GOAL OF THE EXERCISE:
From the listing below, extract every line in which the word "JSON" appears.

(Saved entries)
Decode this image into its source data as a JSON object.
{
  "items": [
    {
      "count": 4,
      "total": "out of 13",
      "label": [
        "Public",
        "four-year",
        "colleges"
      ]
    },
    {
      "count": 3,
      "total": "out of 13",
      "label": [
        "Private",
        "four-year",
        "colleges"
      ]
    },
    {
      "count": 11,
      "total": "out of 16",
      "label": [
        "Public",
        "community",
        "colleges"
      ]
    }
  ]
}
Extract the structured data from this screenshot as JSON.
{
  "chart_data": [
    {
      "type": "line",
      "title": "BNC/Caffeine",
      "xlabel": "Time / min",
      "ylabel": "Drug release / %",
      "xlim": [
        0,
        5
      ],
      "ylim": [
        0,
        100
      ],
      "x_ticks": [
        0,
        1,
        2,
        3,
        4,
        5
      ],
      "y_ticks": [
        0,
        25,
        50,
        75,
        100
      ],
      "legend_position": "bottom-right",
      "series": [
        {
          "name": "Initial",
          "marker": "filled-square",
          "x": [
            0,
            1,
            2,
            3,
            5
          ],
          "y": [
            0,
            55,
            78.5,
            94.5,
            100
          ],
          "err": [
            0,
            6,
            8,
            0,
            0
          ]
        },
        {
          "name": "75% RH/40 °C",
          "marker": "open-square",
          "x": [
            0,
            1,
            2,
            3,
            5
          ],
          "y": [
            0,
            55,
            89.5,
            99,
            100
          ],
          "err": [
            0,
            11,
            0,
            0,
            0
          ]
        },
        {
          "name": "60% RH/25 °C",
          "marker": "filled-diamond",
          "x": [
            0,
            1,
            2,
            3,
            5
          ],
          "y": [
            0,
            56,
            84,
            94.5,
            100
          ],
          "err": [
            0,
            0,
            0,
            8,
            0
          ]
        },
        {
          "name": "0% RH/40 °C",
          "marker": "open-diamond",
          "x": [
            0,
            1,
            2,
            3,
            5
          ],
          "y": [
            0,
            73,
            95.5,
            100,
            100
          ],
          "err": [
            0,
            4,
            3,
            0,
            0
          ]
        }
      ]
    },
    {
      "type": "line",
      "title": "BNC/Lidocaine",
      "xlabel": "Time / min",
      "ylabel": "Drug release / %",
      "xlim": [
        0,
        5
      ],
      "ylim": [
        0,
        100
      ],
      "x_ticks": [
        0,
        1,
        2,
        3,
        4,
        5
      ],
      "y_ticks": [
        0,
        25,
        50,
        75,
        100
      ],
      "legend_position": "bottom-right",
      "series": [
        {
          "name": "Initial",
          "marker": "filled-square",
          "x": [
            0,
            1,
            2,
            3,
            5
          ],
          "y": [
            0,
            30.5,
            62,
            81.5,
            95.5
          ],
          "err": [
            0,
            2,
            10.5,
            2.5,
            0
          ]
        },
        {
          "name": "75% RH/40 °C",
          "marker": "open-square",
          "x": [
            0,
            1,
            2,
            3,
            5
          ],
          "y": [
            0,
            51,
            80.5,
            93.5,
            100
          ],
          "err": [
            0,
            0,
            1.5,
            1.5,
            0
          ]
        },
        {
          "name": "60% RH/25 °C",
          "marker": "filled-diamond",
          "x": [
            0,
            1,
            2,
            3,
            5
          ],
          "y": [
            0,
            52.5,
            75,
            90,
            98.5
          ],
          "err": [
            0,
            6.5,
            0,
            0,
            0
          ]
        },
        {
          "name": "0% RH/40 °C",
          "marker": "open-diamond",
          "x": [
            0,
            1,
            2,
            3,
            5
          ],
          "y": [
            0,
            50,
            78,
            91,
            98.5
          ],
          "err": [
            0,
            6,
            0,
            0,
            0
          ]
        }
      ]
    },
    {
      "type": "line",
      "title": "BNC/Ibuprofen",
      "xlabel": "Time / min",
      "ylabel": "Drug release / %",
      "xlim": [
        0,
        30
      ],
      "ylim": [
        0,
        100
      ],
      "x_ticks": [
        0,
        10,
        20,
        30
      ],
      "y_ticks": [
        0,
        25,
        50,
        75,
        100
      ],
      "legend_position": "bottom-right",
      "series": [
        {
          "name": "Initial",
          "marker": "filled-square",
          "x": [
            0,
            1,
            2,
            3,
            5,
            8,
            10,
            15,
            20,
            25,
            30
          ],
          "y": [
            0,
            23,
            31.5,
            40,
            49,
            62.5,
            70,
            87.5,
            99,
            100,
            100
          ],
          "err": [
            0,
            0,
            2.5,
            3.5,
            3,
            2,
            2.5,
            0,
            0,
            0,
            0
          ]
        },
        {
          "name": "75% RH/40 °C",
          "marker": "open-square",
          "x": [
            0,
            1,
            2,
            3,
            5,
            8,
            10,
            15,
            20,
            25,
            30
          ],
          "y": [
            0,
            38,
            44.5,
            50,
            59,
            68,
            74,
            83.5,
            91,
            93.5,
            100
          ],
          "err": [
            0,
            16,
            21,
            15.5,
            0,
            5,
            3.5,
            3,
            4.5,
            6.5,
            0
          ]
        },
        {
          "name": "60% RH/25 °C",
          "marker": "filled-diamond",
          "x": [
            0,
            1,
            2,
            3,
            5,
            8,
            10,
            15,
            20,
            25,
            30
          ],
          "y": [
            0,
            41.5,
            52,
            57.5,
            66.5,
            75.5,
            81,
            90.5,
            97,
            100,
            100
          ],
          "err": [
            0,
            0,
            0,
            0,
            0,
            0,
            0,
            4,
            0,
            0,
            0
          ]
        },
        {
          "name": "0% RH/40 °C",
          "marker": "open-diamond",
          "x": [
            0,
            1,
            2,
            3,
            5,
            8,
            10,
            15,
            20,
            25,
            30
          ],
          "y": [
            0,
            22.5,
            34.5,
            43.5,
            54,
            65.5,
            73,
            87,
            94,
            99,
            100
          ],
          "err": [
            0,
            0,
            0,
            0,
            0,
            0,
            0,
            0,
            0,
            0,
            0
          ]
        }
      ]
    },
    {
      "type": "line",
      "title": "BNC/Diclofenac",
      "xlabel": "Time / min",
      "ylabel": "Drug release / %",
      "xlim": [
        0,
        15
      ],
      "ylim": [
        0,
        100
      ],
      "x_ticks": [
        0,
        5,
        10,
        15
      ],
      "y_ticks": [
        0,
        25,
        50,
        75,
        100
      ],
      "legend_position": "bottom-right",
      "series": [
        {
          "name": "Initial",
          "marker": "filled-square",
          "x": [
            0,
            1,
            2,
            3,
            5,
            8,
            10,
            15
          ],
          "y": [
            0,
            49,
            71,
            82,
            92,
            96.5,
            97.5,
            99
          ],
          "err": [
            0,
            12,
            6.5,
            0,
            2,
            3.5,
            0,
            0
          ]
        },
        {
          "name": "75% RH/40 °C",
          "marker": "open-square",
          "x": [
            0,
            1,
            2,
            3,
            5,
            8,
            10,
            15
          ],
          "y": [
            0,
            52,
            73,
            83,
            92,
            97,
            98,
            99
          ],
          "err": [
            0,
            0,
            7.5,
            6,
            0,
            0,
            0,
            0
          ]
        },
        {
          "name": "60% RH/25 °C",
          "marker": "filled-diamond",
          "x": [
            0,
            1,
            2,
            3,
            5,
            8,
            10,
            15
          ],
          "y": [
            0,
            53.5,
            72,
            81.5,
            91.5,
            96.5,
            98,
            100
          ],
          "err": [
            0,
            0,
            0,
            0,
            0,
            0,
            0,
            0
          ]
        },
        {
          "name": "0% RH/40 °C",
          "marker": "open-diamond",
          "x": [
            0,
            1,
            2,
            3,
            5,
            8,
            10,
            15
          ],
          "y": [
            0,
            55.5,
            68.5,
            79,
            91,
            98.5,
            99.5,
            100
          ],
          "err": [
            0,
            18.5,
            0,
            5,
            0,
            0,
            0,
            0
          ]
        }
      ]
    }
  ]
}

ANSWER FOR THIS EXERCISE:
Decode this image into its source data as a JSON object.
Extract the structured data from this screenshot as JSON.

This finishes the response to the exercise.